Collection entries:
────────────────────
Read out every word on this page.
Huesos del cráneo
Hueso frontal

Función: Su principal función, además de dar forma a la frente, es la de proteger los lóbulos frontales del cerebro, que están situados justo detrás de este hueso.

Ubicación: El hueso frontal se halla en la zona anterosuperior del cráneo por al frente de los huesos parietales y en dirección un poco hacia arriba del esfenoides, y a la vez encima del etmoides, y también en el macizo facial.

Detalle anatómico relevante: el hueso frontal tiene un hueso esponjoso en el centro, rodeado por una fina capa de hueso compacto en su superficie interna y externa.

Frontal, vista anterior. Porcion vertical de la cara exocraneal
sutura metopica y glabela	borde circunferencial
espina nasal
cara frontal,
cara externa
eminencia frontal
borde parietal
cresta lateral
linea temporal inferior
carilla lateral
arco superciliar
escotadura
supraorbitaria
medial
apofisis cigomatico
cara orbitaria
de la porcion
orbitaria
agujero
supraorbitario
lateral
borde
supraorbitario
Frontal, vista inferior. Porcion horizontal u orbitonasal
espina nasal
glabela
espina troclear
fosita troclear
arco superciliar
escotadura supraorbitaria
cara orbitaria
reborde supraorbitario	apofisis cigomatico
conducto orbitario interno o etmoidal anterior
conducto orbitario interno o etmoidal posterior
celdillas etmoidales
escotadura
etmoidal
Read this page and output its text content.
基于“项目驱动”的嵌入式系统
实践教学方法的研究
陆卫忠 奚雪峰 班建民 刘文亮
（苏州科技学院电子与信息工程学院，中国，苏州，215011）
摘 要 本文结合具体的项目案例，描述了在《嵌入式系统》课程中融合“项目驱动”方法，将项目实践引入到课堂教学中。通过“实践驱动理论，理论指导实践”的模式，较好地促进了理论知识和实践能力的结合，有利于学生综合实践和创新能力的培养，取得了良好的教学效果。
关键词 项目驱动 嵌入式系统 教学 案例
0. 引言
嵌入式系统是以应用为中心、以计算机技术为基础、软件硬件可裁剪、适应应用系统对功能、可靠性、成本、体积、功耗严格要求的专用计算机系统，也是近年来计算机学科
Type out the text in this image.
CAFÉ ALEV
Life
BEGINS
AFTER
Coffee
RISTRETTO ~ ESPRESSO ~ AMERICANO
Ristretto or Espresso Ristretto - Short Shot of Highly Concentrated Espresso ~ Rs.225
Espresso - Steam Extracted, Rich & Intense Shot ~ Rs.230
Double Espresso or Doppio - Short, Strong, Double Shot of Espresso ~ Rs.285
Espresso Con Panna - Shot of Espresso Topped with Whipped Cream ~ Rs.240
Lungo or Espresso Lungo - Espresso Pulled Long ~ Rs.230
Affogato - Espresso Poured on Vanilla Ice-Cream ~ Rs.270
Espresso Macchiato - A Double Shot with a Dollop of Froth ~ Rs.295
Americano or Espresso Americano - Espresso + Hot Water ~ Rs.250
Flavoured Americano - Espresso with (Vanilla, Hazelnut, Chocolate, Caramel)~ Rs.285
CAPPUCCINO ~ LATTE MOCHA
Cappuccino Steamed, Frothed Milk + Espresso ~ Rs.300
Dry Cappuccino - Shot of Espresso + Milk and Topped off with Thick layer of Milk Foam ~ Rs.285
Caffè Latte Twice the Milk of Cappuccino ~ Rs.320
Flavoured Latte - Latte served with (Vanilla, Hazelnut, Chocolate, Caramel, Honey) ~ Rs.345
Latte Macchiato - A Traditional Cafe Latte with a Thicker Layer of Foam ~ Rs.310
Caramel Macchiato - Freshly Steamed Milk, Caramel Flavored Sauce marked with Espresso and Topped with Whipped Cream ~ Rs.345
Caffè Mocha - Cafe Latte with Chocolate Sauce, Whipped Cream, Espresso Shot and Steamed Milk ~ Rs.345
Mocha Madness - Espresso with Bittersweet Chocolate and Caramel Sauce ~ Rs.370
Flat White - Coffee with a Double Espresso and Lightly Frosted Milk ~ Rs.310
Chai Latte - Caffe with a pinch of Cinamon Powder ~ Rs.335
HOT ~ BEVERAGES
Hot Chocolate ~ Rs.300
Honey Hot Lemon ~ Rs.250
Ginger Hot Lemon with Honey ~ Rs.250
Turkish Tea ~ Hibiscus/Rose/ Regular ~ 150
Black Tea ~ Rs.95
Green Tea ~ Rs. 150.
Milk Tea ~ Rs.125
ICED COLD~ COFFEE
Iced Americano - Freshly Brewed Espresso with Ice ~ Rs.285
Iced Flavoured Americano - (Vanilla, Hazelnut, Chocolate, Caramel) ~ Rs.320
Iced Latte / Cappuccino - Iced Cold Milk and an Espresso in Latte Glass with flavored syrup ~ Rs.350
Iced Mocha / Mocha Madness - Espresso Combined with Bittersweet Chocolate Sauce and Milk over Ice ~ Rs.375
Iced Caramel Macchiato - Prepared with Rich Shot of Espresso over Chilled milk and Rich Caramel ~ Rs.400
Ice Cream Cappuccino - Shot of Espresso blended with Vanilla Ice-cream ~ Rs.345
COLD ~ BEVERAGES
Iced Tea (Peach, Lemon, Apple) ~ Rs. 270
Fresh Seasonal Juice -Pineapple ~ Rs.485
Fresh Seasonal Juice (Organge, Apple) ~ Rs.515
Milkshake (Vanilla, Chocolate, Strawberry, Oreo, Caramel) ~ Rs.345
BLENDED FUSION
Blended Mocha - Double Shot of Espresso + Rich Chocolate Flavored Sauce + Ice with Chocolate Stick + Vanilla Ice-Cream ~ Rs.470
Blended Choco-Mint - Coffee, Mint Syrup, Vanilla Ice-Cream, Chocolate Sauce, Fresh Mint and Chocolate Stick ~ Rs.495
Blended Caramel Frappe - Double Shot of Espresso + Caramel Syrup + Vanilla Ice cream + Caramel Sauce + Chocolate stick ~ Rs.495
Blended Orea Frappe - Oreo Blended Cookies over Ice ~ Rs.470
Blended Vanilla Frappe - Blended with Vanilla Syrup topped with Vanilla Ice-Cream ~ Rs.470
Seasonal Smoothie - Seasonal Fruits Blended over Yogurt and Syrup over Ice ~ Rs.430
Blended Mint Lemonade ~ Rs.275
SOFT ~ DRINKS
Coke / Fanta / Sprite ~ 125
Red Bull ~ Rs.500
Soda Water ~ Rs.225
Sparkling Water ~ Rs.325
────────────────────
* **Stated task**:
Extract the complete listing above, reproducing each line exactly.

* **Result below**:
Read out every word on this page.
Huesos del cráneo
Hueso frontal

Función: Su principal función, además de dar forma a la frente, es la de proteger los lóbulos frontales del cerebro, que están situados justo detrás de este hueso.

Ubicación: El hueso frontal se halla en la zona anterosuperior del cráneo por al frente de los huesos parietales y en dirección un poco hacia arriba del esfenoides, y a la vez encima del etmoides, y también en el macizo facial.

Detalle anatómico relevante: el hueso frontal tiene un hueso esponjoso en el centro, rodeado por una fina capa de hueso compacto en su superficie interna y externa.

Frontal, vista anterior. Porcion vertical de la cara exocraneal
sutura metopica y glabela	borde circunferencial
espina nasal
cara frontal,
cara externa
eminencia frontal
borde parietal
cresta lateral
linea temporal inferior
carilla lateral
arco superciliar
escotadura
supraorbitaria
medial
apofisis cigomatico
cara orbitaria
de la porcion
orbitaria
agujero
supraorbitario
lateral
borde
supraorbitario
Frontal, vista inferior. Porcion horizontal u orbitonasal
espina nasal
glabela
espina troclear
fosita troclear
arco superciliar
escotadura supraorbitaria
cara orbitaria
reborde supraorbitario	apofisis cigomatico
conducto orbitario interno o etmoidal anterior
conducto orbitario interno o etmoidal posterior
celdillas etmoidales
escotadura
etmoidal
Read this page and output its text content.
基于“项目驱动”的嵌入式系统
实践教学方法的研究
陆卫忠 奚雪峰 班建民 刘文亮
（苏州科技学院电子与信息工程学院，中国，苏州，215011）
摘 要 本文结合具体的项目案例，描述了在《嵌入式系统》课程中融合“项目驱动”方法，将项目实践引入到课堂教学中。通过“实践驱动理论，理论指导实践”的模式，较好地促进了理论知识和实践能力的结合，有利于学生综合实践和创新能力的培养，取得了良好的教学效果。
关键词 项目驱动 嵌入式系统 教学 案例
0. 引言
嵌入式系统是以应用为中心、以计算机技术为基础、软件硬件可裁剪、适应应用系统对功能、可靠性、成本、体积、功耗严格要求的专用计算机系统，也是近年来计算机学科
Type out the text in this image.
CAFÉ ALEV
Life
BEGINS
AFTER
Coffee
RISTRETTO ~ ESPRESSO ~ AMERICANO
Ristretto or Espresso Ristretto - Short Shot of Highly Concentrated Espresso ~ Rs.225
Espresso - Steam Extracted, Rich & Intense Shot ~ Rs.230
Double Espresso or Doppio - Short, Strong, Double Shot of Espresso ~ Rs.285
Espresso Con Panna - Shot of Espresso Topped with Whipped Cream ~ Rs.240
Lungo or Espresso Lungo - Espresso Pulled Long ~ Rs.230
Affogato - Espresso Poured on Vanilla Ice-Cream ~ Rs.270
Espresso Macchiato - A Double Shot with a Dollop of Froth ~ Rs.295
Americano or Espresso Americano - Espresso + Hot Water ~ Rs.250
Flavoured Americano - Espresso with (Vanilla, Hazelnut, Chocolate, Caramel)~ Rs.285
CAPPUCCINO ~ LATTE MOCHA
Cappuccino Steamed, Frothed Milk + Espresso ~ Rs.300
Dry Cappuccino - Shot of Espresso + Milk and Topped off with Thick layer of Milk Foam ~ Rs.285
Caffè Latte Twice the Milk of Cappuccino ~ Rs.320
Flavoured Latte - Latte served with (Vanilla, Hazelnut, Chocolate, Caramel, Honey) ~ Rs.345
Latte Macchiato - A Traditional Cafe Latte with a Thicker Layer of Foam ~ Rs.310
Caramel Macchiato - Freshly Steamed Milk, Caramel Flavored Sauce marked with Espresso and Topped with Whipped Cream ~ Rs.345
Caffè Mocha - Cafe Latte with Chocolate Sauce, Whipped Cream, Espresso Shot and Steamed Milk ~ Rs.345
Mocha Madness - Espresso with Bittersweet Chocolate and Caramel Sauce ~ Rs.370
Flat White - Coffee with a Double Espresso and Lightly Frosted Milk ~ Rs.310
Chai Latte - Caffe with a pinch of Cinamon Powder ~ Rs.335
HOT ~ BEVERAGES
Hot Chocolate ~ Rs.300
Honey Hot Lemon ~ Rs.250
Ginger Hot Lemon with Honey ~ Rs.250
Turkish Tea ~ Hibiscus/Rose/ Regular ~ 150
Black Tea ~ Rs.95
Green Tea ~ Rs. 150.
Milk Tea ~ Rs.125
ICED COLD~ COFFEE
Iced Americano - Freshly Brewed Espresso with Ice ~ Rs.285
Iced Flavoured Americano - (Vanilla, Hazelnut, Chocolate, Caramel) ~ Rs.320
Iced Latte / Cappuccino - Iced Cold Milk and an Espresso in Latte Glass with flavored syrup ~ Rs.350
Iced Mocha / Mocha Madness - Espresso Combined with Bittersweet Chocolate Sauce and Milk over Ice ~ Rs.375
Iced Caramel Macchiato - Prepared with Rich Shot of Espresso over Chilled milk and Rich Caramel ~ Rs.400
Ice Cream Cappuccino - Shot of Espresso blended with Vanilla Ice-cream ~ Rs.345
COLD ~ BEVERAGES
Iced Tea (Peach, Lemon, Apple) ~ Rs. 270
Fresh Seasonal Juice -Pineapple ~ Rs.485
Fresh Seasonal Juice (Organge, Apple) ~ Rs.515
Milkshake (Vanilla, Chocolate, Strawberry, Oreo, Caramel) ~ Rs.345
BLENDED FUSION
Blended Mocha - Double Shot of Espresso + Rich Chocolate Flavored Sauce + Ice with Chocolate Stick + Vanilla Ice-Cream ~ Rs.470
Blended Choco-Mint - Coffee, Mint Syrup, Vanilla Ice-Cream, Chocolate Sauce, Fresh Mint and Chocolate Stick ~ Rs.495
Blended Caramel Frappe - Double Shot of Espresso + Caramel Syrup + Vanilla Ice cream + Caramel Sauce + Chocolate stick ~ Rs.495
Blended Orea Frappe - Oreo Blended Cookies over Ice ~ Rs.470
Blended Vanilla Frappe - Blended with Vanilla Syrup topped with Vanilla Ice-Cream ~ Rs.470
Seasonal Smoothie - Seasonal Fruits Blended over Yogurt and Syrup over Ice ~ Rs.430
Blended Mint Lemonade ~ Rs.275
SOFT ~ DRINKS
Coke / Fanta / Sprite ~ 125
Red Bull ~ Rs.500
Soda Water ~ Rs.225
Sparkling Water ~ Rs.325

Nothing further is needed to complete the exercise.